Exercise prompt =
Reproduce the line that contains "What's the underlying" and every line after it through the end of the records, exactly, with nothing added.

Entries supplied =

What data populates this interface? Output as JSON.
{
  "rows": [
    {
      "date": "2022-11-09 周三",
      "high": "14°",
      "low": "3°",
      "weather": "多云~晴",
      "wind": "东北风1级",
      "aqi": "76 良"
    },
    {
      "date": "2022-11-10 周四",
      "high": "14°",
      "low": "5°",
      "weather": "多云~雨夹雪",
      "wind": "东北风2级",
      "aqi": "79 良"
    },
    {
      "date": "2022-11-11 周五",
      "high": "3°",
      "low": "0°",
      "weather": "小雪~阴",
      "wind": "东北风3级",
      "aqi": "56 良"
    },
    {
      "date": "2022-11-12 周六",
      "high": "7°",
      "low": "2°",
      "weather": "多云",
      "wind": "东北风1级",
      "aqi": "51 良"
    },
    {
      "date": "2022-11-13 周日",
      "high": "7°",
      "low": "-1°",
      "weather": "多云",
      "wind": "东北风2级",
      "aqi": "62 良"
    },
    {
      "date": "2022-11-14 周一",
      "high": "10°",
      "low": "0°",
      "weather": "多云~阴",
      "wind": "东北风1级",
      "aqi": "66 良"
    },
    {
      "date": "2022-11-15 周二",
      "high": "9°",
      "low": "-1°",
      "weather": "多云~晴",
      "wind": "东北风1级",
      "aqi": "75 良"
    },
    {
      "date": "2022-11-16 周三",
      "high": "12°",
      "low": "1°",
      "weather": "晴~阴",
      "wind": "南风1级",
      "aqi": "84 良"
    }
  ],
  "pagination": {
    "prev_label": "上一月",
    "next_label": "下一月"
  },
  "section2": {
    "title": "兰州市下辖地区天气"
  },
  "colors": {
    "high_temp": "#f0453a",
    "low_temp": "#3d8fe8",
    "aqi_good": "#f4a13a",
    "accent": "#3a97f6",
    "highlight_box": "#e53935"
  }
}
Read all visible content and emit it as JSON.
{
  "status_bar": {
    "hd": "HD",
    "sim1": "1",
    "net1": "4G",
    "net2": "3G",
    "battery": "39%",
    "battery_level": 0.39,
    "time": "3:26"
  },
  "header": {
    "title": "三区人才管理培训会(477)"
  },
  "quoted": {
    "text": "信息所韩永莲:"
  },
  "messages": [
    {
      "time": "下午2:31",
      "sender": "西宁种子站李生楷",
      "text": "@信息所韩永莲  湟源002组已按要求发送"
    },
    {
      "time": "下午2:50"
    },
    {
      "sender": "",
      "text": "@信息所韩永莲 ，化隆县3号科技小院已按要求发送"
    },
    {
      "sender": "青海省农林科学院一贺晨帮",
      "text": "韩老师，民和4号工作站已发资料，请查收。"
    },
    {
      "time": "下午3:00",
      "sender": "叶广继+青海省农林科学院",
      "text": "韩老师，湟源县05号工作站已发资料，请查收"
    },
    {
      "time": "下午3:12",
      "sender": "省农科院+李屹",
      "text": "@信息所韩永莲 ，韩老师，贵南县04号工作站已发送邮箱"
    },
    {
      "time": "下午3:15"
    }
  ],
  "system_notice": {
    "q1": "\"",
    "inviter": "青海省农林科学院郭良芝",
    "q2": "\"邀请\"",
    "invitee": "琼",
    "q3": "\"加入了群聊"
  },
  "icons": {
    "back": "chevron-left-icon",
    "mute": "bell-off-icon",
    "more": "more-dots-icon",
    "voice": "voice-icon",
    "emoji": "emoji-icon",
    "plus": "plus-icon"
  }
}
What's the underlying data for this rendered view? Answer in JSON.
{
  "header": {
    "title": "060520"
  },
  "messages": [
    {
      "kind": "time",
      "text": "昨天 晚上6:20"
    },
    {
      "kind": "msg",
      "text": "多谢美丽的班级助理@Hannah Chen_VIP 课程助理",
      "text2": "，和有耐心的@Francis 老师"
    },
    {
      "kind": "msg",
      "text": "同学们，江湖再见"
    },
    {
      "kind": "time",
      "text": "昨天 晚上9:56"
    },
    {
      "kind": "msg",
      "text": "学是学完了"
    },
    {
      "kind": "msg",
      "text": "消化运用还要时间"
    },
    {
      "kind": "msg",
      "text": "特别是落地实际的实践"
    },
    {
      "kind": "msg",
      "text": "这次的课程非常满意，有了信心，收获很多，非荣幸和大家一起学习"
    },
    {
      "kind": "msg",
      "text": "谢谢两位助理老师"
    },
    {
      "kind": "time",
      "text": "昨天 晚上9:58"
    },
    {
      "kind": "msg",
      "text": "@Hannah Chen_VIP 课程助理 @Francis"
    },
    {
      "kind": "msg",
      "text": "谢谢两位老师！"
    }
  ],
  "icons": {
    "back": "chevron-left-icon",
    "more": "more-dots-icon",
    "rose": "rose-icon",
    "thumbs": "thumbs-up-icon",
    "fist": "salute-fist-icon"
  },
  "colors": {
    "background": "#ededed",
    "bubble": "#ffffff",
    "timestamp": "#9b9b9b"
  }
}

Final answer =
What's the underlying data for this rendered view? Answer in JSON.
{
  "header": {
    "title": "060520"
  },
  "messages": [
    {
      "kind": "time",
      "text": "昨天 晚上6:20"
    },
    {
      "kind": "msg",
      "text": "多谢美丽的班级助理@Hannah Chen_VIP 课程助理",
      "text2": "，和有耐心的@Francis 老师"
    },
    {
      "kind": "msg",
      "text": "同学们，江湖再见"
    },
    {
      "kind": "time",
      "text": "昨天 晚上9:56"
    },
    {
      "kind": "msg",
      "text": "学是学完了"
    },
    {
      "kind": "msg",
      "text": "消化运用还要时间"
    },
    {
      "kind": "msg",
      "text": "特别是落地实际的实践"
    },
    {
      "kind": "msg",
      "text": "这次的课程非常满意，有了信心，收获很多，非荣幸和大家一起学习"
    },
    {
      "kind": "msg",
      "text": "谢谢两位助理老师"
    },
    {
      "kind": "time",
      "text": "昨天 晚上9:58"
    },
    {
      "kind": "msg",
      "text": "@Hannah Chen_VIP 课程助理 @Francis"
    },
    {
      "kind": "msg",
      "text": "谢谢两位老师！"
    }
  ],
  "icons": {
    "back": "chevron-left-icon",
    "more": "more-dots-icon",
    "rose": "rose-icon",
    "thumbs": "thumbs-up-icon",
    "fist": "salute-fist-icon"
  },
  "colors": {
    "background": "#ededed",
    "bubble": "#ffffff",
    "timestamp": "#9b9b9b"
  }
}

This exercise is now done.